**Required task**
Extract and list every line that contains the word "Check".
* * *
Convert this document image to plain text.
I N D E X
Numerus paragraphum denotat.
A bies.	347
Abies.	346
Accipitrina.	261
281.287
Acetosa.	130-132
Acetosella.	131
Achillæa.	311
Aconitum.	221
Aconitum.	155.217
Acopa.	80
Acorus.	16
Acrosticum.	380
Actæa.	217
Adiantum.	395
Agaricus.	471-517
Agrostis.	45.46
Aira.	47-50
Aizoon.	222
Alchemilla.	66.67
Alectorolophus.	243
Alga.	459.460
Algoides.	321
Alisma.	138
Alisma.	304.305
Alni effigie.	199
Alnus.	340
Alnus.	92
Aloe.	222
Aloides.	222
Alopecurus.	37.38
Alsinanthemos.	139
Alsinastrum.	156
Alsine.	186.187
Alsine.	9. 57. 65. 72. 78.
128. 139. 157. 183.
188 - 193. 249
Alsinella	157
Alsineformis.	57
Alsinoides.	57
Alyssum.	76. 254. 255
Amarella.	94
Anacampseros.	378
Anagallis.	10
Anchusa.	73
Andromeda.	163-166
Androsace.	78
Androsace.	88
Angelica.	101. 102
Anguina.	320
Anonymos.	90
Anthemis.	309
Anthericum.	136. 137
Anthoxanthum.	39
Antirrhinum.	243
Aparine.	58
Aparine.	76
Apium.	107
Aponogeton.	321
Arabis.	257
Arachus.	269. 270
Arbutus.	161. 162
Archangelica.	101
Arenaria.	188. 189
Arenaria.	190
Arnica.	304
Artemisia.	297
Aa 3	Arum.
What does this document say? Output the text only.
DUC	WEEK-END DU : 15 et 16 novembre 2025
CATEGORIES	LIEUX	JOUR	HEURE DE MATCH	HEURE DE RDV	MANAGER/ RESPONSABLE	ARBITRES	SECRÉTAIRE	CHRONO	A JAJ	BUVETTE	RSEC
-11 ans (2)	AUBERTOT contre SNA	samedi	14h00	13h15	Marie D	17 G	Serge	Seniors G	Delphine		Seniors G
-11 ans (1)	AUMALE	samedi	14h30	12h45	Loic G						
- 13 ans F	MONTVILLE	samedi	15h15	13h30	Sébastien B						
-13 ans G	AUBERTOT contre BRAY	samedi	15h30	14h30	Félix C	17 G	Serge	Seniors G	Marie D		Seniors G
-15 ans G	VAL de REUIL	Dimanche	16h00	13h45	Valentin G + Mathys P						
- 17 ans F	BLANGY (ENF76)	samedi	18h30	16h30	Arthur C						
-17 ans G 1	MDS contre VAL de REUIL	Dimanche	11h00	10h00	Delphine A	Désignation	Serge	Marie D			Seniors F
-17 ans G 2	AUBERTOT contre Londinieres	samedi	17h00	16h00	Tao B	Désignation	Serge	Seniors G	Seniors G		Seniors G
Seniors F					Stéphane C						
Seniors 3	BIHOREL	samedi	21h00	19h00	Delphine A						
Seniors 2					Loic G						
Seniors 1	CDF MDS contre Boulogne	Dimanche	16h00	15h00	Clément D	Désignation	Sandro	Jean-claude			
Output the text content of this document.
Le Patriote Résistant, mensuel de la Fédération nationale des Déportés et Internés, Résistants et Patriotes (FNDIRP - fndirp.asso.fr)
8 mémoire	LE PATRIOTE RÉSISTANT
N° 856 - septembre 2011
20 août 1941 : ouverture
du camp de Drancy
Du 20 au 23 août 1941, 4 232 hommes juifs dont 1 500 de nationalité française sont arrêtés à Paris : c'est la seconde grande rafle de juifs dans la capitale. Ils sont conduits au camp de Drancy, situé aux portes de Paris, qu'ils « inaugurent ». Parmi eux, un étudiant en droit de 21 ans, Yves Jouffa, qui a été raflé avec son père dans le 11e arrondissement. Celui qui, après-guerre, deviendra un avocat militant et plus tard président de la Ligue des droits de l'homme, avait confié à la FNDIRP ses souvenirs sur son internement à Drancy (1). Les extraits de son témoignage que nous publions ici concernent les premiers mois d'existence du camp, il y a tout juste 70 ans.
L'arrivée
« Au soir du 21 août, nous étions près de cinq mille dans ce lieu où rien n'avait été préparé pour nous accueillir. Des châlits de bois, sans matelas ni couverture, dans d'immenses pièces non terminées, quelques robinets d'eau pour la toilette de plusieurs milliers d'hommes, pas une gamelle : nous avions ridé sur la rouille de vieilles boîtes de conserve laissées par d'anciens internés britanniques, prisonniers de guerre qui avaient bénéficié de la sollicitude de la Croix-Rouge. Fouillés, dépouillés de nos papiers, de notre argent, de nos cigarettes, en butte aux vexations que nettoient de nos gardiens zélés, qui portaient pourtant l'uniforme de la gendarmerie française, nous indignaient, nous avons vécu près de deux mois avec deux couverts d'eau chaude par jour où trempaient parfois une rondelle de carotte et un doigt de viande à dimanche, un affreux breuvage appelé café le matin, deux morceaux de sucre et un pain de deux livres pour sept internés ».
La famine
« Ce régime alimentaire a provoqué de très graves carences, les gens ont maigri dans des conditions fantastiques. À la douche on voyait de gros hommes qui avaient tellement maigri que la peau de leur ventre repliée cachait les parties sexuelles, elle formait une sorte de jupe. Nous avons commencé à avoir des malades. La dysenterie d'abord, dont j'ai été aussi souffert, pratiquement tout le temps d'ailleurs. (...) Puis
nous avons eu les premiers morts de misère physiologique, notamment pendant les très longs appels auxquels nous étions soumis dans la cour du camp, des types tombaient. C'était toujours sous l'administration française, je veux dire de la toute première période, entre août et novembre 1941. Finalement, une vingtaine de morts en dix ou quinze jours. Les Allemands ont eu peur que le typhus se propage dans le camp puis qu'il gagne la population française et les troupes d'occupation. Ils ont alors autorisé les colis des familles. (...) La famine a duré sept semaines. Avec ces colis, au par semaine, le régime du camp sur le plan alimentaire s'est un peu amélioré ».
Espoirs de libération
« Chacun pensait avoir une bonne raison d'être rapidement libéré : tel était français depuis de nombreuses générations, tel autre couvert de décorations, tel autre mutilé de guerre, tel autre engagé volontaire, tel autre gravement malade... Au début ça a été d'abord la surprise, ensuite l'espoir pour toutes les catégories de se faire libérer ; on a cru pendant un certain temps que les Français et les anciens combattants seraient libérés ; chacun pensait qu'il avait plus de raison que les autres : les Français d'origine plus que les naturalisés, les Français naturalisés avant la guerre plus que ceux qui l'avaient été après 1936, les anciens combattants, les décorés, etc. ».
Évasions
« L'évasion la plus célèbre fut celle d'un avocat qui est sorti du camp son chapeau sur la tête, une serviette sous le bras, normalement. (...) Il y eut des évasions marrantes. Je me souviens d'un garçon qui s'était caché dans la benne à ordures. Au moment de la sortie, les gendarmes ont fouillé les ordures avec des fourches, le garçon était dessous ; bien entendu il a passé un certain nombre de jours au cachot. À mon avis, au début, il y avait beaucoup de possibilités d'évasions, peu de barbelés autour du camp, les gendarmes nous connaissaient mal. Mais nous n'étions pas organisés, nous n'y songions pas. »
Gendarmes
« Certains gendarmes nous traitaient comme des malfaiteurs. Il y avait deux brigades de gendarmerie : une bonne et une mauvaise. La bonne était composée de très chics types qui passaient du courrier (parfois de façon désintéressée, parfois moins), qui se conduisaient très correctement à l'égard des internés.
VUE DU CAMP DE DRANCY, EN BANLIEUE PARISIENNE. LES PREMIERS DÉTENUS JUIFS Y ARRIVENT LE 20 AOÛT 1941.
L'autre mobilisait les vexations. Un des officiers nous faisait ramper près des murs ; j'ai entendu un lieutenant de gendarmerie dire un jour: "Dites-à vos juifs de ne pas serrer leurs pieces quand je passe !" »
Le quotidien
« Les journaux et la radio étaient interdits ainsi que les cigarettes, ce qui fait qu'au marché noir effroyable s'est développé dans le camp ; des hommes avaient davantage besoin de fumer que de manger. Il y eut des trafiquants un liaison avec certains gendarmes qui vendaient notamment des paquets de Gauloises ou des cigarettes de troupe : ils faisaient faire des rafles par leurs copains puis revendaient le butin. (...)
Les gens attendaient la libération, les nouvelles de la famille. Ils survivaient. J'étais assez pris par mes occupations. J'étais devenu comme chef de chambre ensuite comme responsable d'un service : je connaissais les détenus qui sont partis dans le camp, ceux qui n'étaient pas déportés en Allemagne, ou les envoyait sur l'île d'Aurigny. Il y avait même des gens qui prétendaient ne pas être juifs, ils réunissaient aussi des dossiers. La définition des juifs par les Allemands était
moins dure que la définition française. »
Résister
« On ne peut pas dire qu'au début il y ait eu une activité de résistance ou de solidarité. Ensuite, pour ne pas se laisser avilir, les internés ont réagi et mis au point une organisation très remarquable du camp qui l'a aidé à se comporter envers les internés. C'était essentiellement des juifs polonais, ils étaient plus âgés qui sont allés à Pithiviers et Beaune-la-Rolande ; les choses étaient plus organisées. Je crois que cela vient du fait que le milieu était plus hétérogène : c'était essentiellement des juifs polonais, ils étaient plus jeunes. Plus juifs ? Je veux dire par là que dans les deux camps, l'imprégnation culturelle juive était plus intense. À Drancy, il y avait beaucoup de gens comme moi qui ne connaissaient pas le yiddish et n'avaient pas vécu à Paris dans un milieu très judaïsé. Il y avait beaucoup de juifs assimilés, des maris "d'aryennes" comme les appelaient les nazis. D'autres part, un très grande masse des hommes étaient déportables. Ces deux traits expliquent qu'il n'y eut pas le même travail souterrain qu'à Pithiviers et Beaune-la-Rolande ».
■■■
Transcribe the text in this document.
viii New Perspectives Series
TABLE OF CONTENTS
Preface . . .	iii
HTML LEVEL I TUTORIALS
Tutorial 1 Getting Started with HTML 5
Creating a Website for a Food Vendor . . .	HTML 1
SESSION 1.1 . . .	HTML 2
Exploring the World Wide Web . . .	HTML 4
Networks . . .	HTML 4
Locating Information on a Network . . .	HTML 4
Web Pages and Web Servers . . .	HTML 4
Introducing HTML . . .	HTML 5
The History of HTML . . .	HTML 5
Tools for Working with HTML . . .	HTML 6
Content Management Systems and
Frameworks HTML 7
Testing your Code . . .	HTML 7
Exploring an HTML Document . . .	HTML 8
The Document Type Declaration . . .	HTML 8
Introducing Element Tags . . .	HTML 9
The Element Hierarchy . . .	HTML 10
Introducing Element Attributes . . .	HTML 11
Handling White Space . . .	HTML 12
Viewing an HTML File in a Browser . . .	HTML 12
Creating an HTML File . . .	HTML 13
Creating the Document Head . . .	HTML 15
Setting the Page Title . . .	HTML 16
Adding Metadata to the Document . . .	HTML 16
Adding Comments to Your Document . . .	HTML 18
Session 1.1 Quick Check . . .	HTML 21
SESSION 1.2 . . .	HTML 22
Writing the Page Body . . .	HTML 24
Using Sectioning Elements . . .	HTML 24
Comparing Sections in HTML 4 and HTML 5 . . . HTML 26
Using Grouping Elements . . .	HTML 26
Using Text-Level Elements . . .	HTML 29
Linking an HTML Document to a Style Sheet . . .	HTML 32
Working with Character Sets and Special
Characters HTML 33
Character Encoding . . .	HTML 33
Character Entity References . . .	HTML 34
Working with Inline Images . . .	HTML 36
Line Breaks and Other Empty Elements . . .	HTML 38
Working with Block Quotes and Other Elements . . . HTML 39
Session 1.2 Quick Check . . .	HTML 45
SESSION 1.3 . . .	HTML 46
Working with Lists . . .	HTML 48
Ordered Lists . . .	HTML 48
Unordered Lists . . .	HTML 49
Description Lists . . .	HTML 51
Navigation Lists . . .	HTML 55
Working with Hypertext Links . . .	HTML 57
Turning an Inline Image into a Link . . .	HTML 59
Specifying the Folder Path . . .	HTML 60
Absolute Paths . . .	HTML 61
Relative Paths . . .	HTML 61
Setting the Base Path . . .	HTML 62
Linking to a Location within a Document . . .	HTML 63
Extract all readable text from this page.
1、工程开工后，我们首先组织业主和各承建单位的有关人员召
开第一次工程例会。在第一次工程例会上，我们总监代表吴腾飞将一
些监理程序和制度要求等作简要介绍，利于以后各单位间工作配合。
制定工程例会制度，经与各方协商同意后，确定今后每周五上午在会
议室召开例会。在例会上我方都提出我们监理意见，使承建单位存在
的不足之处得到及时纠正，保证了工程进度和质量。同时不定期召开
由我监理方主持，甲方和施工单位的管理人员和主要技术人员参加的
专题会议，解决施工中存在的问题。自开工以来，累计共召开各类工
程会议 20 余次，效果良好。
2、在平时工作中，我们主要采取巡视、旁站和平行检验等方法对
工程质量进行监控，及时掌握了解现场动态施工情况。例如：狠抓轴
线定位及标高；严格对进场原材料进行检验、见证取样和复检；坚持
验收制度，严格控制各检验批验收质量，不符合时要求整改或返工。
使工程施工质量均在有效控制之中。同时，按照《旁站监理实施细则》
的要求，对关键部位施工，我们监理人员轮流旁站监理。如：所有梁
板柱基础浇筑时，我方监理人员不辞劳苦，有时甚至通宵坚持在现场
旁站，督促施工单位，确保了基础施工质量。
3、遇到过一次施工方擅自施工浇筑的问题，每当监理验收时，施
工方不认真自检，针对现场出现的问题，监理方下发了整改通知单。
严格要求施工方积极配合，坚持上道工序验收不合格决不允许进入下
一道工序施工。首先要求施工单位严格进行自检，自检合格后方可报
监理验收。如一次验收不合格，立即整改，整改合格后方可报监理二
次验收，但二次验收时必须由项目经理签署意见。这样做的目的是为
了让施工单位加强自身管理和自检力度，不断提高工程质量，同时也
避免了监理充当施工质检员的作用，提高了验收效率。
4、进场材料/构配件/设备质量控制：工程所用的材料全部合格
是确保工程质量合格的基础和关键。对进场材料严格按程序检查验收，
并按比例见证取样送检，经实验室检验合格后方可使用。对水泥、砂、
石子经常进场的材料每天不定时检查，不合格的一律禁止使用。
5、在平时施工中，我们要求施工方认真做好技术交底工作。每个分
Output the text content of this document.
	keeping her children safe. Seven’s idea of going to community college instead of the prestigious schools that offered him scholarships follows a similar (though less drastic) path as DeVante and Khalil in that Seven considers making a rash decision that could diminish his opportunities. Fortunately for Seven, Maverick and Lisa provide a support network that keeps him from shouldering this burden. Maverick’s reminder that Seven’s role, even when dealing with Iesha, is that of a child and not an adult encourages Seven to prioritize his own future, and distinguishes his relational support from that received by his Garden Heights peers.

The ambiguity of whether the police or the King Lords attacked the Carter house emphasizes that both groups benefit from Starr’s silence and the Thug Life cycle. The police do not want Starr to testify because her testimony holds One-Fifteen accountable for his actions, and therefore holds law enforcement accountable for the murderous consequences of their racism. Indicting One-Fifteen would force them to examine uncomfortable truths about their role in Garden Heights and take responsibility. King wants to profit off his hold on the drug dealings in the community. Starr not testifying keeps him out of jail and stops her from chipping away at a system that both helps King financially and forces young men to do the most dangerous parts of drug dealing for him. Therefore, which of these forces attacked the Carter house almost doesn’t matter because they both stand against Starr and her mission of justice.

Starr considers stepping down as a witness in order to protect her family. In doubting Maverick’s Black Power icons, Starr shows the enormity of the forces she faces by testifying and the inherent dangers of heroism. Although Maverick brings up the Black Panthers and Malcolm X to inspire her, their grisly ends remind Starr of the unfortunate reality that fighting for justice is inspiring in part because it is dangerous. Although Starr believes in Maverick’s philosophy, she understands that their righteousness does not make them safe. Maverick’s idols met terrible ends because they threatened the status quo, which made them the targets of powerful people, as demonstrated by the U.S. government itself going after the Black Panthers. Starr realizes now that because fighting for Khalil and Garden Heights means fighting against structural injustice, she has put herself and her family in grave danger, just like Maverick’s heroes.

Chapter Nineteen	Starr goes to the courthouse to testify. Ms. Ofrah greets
* * *
**Expected answer**
Session 1.1 Quick Check . . .	HTML 21
Session 1.2 Quick Check . . .	HTML 45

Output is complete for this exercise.